(Dataset records)
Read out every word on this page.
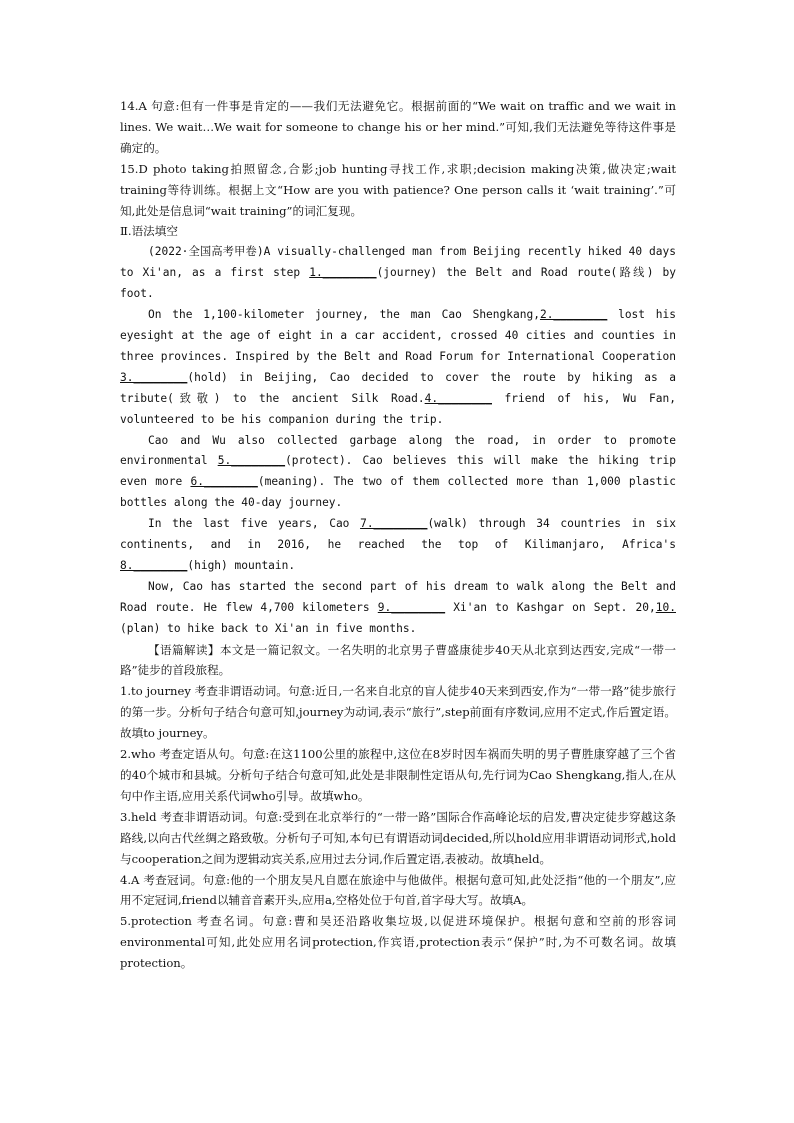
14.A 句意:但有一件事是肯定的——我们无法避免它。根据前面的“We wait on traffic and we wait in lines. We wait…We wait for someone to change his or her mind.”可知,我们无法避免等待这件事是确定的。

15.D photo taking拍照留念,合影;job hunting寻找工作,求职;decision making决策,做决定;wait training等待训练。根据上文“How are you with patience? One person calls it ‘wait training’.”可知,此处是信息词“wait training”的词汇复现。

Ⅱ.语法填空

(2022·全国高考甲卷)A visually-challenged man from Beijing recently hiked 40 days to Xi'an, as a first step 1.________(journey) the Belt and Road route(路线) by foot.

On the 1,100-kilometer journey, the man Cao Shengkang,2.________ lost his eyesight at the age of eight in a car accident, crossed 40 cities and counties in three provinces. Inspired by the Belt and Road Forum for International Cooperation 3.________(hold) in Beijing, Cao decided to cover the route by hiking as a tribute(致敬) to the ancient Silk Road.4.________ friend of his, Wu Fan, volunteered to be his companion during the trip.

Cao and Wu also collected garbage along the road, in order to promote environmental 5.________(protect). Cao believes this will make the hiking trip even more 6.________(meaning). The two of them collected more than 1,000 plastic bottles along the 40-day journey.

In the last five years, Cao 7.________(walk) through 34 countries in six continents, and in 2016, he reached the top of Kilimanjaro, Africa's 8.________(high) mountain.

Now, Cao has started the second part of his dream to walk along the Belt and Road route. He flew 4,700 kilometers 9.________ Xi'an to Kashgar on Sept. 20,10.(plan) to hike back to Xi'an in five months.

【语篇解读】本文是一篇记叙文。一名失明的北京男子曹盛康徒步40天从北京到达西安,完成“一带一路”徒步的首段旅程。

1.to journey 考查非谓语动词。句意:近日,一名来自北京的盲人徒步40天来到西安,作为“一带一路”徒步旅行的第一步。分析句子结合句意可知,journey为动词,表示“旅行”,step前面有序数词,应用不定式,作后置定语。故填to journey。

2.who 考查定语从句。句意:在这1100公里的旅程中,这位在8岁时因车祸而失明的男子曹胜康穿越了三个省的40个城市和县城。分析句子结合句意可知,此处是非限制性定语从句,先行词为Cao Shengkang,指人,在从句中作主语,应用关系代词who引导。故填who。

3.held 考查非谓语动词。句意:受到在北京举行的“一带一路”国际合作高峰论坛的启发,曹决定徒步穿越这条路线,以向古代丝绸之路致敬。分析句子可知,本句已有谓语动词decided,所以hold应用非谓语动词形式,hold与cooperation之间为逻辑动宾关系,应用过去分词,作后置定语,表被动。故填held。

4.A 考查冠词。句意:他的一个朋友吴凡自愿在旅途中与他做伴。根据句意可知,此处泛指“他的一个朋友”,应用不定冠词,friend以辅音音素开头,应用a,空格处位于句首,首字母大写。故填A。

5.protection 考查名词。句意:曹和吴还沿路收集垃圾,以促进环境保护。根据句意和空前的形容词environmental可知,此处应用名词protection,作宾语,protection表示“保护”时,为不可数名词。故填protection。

* * *

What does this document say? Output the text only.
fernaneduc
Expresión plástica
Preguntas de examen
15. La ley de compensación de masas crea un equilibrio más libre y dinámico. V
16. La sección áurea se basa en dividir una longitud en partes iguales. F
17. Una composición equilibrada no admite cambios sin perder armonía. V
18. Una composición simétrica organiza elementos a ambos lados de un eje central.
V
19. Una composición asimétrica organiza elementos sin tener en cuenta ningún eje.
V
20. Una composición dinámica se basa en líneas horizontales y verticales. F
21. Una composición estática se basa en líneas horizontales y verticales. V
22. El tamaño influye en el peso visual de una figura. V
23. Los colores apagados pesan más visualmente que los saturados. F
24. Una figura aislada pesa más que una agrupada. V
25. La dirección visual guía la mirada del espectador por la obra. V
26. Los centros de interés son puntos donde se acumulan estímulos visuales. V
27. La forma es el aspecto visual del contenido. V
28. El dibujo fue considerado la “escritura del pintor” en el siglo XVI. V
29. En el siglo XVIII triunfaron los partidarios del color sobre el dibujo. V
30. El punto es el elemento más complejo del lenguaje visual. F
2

- Short exercise
Among the lines above, how many contain the string "trip"? State the number alone.

- Result of the exercise
2